----- Given data
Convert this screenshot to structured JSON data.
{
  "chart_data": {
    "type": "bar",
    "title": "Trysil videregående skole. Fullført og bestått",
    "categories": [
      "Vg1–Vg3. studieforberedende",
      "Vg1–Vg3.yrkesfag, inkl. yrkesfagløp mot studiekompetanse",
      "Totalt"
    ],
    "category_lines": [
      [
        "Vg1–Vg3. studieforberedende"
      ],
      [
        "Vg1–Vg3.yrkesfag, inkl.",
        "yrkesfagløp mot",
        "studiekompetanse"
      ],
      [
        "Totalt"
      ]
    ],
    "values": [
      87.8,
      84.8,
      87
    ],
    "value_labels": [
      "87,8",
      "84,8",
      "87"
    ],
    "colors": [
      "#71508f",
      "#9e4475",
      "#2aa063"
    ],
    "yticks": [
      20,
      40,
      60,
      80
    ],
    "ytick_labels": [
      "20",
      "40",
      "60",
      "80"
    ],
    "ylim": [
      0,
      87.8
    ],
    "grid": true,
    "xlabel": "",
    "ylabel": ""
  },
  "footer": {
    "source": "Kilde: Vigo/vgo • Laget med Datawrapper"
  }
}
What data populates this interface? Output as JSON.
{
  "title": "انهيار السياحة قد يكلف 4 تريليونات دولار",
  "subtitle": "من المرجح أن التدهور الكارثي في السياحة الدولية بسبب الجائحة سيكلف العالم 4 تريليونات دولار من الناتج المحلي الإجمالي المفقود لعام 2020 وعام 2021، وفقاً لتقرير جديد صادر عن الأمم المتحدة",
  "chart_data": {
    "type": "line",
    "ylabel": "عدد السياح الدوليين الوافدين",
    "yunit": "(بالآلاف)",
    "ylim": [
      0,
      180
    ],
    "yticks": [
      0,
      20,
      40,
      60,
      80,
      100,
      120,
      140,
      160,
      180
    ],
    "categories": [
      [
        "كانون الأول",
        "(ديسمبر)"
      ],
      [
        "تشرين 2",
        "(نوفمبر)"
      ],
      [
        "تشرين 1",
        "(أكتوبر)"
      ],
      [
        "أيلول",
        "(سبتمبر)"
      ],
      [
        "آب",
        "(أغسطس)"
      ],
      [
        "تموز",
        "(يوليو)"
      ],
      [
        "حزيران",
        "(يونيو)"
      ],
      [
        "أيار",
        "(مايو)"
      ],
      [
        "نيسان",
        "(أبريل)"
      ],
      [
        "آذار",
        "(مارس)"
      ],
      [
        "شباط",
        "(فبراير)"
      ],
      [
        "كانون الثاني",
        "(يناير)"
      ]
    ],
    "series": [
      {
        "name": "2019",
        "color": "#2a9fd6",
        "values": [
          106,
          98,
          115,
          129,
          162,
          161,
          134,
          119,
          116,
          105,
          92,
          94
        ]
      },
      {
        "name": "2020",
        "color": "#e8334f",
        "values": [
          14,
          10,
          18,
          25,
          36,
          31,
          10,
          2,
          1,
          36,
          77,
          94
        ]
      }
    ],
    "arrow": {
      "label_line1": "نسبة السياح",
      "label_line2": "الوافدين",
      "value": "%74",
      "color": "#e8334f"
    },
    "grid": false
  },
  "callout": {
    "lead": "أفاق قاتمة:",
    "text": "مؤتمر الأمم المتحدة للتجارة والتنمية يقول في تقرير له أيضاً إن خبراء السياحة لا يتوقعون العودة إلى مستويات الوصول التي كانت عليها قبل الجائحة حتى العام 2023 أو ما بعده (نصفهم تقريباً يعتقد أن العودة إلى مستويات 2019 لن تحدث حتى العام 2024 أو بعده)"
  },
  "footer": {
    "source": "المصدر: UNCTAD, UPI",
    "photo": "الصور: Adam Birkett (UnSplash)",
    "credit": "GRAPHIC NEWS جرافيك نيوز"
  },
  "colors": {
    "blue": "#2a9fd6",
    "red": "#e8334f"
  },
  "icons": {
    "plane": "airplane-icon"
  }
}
----------
Problem ->
Write out all records exactly, keeping every detail.

Task response ->
Convert this screenshot to structured JSON data.
{
  "chart_data": {
    "type": "bar",
    "title": "Trysil videregående skole. Fullført og bestått",
    "categories": [
      "Vg1–Vg3. studieforberedende",
      "Vg1–Vg3.yrkesfag, inkl. yrkesfagløp mot studiekompetanse",
      "Totalt"
    ],
    "category_lines": [
      [
        "Vg1–Vg3. studieforberedende"
      ],
      [
        "Vg1–Vg3.yrkesfag, inkl.",
        "yrkesfagløp mot",
        "studiekompetanse"
      ],
      [
        "Totalt"
      ]
    ],
    "values": [
      87.8,
      84.8,
      87
    ],
    "value_labels": [
      "87,8",
      "84,8",
      "87"
    ],
    "colors": [
      "#71508f",
      "#9e4475",
      "#2aa063"
    ],
    "yticks": [
      20,
      40,
      60,
      80
    ],
    "ytick_labels": [
      "20",
      "40",
      "60",
      "80"
    ],
    "ylim": [
      0,
      87.8
    ],
    "grid": true,
    "xlabel": "",
    "ylabel": ""
  },
  "footer": {
    "source": "Kilde: Vigo/vgo • Laget med Datawrapper"
  }
}
What data populates this interface? Output as JSON.
{
  "title": "انهيار السياحة قد يكلف 4 تريليونات دولار",
  "subtitle": "من المرجح أن التدهور الكارثي في السياحة الدولية بسبب الجائحة سيكلف العالم 4 تريليونات دولار من الناتج المحلي الإجمالي المفقود لعام 2020 وعام 2021، وفقاً لتقرير جديد صادر عن الأمم المتحدة",
  "chart_data": {
    "type": "line",
    "ylabel": "عدد السياح الدوليين الوافدين",
    "yunit": "(بالآلاف)",
    "ylim": [
      0,
      180
    ],
    "yticks": [
      0,
      20,
      40,
      60,
      80,
      100,
      120,
      140,
      160,
      180
    ],
    "categories": [
      [
        "كانون الأول",
        "(ديسمبر)"
      ],
      [
        "تشرين 2",
        "(نوفمبر)"
      ],
      [
        "تشرين 1",
        "(أكتوبر)"
      ],
      [
        "أيلول",
        "(سبتمبر)"
      ],
      [
        "آب",
        "(أغسطس)"
      ],
      [
        "تموز",
        "(يوليو)"
      ],
      [
        "حزيران",
        "(يونيو)"
      ],
      [
        "أيار",
        "(مايو)"
      ],
      [
        "نيسان",
        "(أبريل)"
      ],
      [
        "آذار",
        "(مارس)"
      ],
      [
        "شباط",
        "(فبراير)"
      ],
      [
        "كانون الثاني",
        "(يناير)"
      ]
    ],
    "series": [
      {
        "name": "2019",
        "color": "#2a9fd6",
        "values": [
          106,
          98,
          115,
          129,
          162,
          161,
          134,
          119,
          116,
          105,
          92,
          94
        ]
      },
      {
        "name": "2020",
        "color": "#e8334f",
        "values": [
          14,
          10,
          18,
          25,
          36,
          31,
          10,
          2,
          1,
          36,
          77,
          94
        ]
      }
    ],
    "arrow": {
      "label_line1": "نسبة السياح",
      "label_line2": "الوافدين",
      "value": "%74",
      "color": "#e8334f"
    },
    "grid": false
  },
  "callout": {
    "lead": "أفاق قاتمة:",
    "text": "مؤتمر الأمم المتحدة للتجارة والتنمية يقول في تقرير له أيضاً إن خبراء السياحة لا يتوقعون العودة إلى مستويات الوصول التي كانت عليها قبل الجائحة حتى العام 2023 أو ما بعده (نصفهم تقريباً يعتقد أن العودة إلى مستويات 2019 لن تحدث حتى العام 2024 أو بعده)"
  },
  "footer": {
    "source": "المصدر: UNCTAD, UPI",
    "photo": "الصور: Adam Birkett (UnSplash)",
    "credit": "GRAPHIC NEWS جرافيك نيوز"
  },
  "colors": {
    "blue": "#2a9fd6",
    "red": "#e8334f"
  },
  "icons": {
    "plane": "airplane-icon"
  }
}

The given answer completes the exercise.